*Provided records*:
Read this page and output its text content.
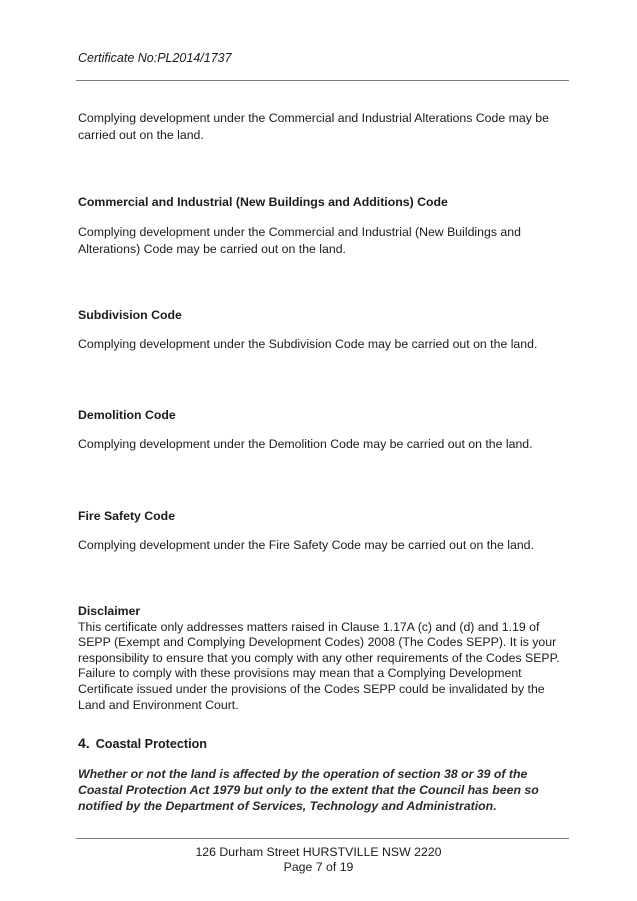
Certificate No:PL2014/1737
Complying development under the Commercial and Industrial Alterations Code may be carried out on the land.
Commercial and Industrial (New Buildings and Additions) Code
Complying development under the Commercial and Industrial (New Buildings and Alterations) Code may be carried out on the land.
Subdivision Code
Complying development under the Subdivision Code may be carried out on the land.
Demolition Code
Complying development under the Demolition Code may be carried out on the land.
Fire Safety Code
Complying development under the Fire Safety Code may be carried out on the land.
Disclaimer
This certificate only addresses matters raised in Clause 1.17A (c) and (d) and 1.19 of SEPP (Exempt and Complying Development Codes) 2008 (The Codes SEPP). It is your responsibility to ensure that you comply with any other requirements of the Codes SEPP. Failure to comply with these provisions may mean that a Complying Development Certificate issued under the provisions of the Codes SEPP could be invalidated by the Land and Environment Court.
4. Coastal Protection
Whether or not the land is affected by the operation of section 38 or 39 of the Coastal Protection Act 1979 but only to the extent that the Council has been so notified by the Department of Services, Technology and Administration.
126 Durham Street HURSTVILLE NSW 2220
Page 7 of 19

*Task prompt*: The records shown above are to be repeated exactly, with the pictures left out.

*Result of this task*:
Read this page and output its text content.
Certificate No:PL2014/1737
Complying development under the Commercial and Industrial Alterations Code may be carried out on the land.
Commercial and Industrial (New Buildings and Additions) Code
Complying development under the Commercial and Industrial (New Buildings and Alterations) Code may be carried out on the land.
Subdivision Code
Complying development under the Subdivision Code may be carried out on the land.
Demolition Code
Complying development under the Demolition Code may be carried out on the land.
Fire Safety Code
Complying development under the Fire Safety Code may be carried out on the land.
Disclaimer
This certificate only addresses matters raised in Clause 1.17A (c) and (d) and 1.19 of SEPP (Exempt and Complying Development Codes) 2008 (The Codes SEPP). It is your responsibility to ensure that you comply with any other requirements of the Codes SEPP. Failure to comply with these provisions may mean that a Complying Development Certificate issued under the provisions of the Codes SEPP could be invalidated by the Land and Environment Court.
4. Coastal Protection
Whether or not the land is affected by the operation of section 38 or 39 of the Coastal Protection Act 1979 but only to the extent that the Council has been so notified by the Department of Services, Technology and Administration.
126 Durham Street HURSTVILLE NSW 2220
Page 7 of 19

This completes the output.